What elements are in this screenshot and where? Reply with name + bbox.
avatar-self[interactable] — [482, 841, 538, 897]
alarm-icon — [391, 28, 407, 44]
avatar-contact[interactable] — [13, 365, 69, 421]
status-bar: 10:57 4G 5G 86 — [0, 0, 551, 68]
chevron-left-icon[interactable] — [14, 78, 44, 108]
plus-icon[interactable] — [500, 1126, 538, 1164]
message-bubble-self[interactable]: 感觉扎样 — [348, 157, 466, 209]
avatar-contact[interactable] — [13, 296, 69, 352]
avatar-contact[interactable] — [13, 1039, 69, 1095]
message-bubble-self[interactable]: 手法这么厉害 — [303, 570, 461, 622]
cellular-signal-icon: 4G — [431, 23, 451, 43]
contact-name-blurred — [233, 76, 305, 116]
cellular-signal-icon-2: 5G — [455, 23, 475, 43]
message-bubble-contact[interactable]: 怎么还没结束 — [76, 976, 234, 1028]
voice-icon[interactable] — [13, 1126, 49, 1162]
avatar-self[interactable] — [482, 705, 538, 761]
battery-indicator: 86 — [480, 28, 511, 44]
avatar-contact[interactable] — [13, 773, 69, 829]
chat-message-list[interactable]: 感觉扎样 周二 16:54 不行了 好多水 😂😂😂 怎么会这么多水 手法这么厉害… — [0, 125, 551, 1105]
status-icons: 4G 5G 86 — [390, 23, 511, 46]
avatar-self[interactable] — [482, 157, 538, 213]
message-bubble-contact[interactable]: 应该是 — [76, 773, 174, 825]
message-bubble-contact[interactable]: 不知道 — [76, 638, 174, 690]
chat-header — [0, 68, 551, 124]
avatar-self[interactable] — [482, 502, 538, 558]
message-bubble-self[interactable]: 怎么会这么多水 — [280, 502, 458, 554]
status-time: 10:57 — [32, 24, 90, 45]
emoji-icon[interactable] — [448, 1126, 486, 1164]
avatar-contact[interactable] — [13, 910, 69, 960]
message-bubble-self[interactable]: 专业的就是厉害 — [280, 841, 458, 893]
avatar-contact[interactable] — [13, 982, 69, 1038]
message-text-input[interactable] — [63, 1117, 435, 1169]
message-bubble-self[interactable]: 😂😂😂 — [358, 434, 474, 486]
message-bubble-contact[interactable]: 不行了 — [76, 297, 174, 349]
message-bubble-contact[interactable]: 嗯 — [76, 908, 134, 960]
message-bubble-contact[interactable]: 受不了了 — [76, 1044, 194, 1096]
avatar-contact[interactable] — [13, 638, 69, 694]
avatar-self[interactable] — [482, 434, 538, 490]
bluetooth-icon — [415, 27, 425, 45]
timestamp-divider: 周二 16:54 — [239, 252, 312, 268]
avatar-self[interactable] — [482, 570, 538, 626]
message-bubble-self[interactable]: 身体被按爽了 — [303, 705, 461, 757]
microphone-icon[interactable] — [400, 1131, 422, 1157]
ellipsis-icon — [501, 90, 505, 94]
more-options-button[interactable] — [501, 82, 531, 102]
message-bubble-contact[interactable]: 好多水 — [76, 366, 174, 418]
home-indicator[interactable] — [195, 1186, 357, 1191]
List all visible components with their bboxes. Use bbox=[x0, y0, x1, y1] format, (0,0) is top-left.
...
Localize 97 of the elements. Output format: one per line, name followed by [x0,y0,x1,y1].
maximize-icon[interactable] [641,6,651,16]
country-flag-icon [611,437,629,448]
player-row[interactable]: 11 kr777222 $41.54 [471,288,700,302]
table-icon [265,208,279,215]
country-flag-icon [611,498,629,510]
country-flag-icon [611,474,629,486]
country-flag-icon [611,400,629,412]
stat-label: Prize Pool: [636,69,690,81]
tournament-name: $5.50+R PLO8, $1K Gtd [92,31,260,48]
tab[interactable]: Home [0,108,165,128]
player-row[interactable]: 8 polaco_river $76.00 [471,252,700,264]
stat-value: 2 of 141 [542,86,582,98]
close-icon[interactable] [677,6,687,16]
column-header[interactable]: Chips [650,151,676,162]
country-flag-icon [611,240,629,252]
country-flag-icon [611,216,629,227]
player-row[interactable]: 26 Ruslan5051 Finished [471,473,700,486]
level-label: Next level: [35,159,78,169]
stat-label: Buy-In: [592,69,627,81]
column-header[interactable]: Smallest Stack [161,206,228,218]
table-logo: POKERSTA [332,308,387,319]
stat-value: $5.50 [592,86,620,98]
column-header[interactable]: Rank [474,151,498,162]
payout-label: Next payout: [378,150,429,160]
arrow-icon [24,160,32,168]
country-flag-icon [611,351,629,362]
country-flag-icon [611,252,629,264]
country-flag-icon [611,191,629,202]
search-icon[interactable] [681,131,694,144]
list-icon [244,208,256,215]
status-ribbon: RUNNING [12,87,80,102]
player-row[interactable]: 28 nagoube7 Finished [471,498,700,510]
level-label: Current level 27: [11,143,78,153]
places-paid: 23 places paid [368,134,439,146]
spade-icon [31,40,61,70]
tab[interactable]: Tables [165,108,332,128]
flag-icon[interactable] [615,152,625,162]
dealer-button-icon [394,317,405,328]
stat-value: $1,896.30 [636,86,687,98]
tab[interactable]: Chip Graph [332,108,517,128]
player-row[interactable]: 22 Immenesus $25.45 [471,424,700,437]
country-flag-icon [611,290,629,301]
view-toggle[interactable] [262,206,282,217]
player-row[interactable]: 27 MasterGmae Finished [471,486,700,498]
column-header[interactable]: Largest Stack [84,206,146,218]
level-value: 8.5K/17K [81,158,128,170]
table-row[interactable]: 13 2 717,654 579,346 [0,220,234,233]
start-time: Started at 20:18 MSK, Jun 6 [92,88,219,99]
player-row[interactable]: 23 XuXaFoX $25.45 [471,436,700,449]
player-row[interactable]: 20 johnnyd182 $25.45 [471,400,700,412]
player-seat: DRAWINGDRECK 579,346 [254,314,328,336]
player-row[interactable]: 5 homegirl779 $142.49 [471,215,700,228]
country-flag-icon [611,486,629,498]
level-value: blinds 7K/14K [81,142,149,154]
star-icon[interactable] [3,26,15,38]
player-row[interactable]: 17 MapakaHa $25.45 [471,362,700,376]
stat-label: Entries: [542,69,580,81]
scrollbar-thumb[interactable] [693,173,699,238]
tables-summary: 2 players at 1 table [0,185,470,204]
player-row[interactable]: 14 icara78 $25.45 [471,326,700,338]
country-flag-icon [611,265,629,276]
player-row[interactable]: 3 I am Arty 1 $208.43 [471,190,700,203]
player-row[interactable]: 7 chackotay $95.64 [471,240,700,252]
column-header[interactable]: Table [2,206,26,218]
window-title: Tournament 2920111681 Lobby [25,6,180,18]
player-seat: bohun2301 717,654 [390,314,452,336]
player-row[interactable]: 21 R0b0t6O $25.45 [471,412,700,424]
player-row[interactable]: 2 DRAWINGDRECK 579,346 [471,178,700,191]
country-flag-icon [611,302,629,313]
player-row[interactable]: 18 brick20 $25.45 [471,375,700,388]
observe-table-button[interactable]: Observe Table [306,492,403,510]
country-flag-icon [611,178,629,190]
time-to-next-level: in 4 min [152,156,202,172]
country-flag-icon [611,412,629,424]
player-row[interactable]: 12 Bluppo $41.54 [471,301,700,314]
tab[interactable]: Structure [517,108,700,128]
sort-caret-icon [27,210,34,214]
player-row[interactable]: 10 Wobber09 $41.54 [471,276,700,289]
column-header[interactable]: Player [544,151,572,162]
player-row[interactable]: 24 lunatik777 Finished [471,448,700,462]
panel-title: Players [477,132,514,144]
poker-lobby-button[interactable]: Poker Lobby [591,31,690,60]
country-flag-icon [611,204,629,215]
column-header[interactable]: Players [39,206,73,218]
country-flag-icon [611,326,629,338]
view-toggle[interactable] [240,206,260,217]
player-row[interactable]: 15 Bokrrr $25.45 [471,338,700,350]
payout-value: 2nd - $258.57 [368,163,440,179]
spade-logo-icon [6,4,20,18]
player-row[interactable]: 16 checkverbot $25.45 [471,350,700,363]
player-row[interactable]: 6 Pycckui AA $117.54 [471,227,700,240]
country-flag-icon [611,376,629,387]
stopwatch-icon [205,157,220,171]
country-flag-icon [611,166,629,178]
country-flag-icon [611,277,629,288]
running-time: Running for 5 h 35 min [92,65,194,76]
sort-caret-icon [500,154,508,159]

## Your instructions
Edit the material starting at the line that contains "What elements are" and ending at the line that contains "avatar-contact[interactable] — [13, 773, 69, 829]": give those lines again with "avatar-contact" changed to "contact-avatar" and nothing else altered.

## Response below
What elements are in this screenshot and where? Reply with name + bbox.
avatar-self[interactable] — [482, 841, 538, 897]
alarm-icon — [391, 28, 407, 44]
contact-avatar[interactable] — [13, 365, 69, 421]
status-bar: 10:57 4G 5G 86 — [0, 0, 551, 68]
chevron-left-icon[interactable] — [14, 78, 44, 108]
plus-icon[interactable] — [500, 1126, 538, 1164]
message-bubble-self[interactable]: 感觉扎样 — [348, 157, 466, 209]
contact-avatar[interactable] — [13, 296, 69, 352]
contact-avatar[interactable] — [13, 1039, 69, 1095]
message-bubble-self[interactable]: 手法这么厉害 — [303, 570, 461, 622]
cellular-signal-icon: 4G — [431, 23, 451, 43]
contact-name-blurred — [233, 76, 305, 116]
cellular-signal-icon-2: 5G — [455, 23, 475, 43]
message-bubble-contact[interactable]: 怎么还没结束 — [76, 976, 234, 1028]
voice-icon[interactable] — [13, 1126, 49, 1162]
avatar-self[interactable] — [482, 705, 538, 761]
battery-indicator: 86 — [480, 28, 511, 44]
contact-avatar[interactable] — [13, 773, 69, 829]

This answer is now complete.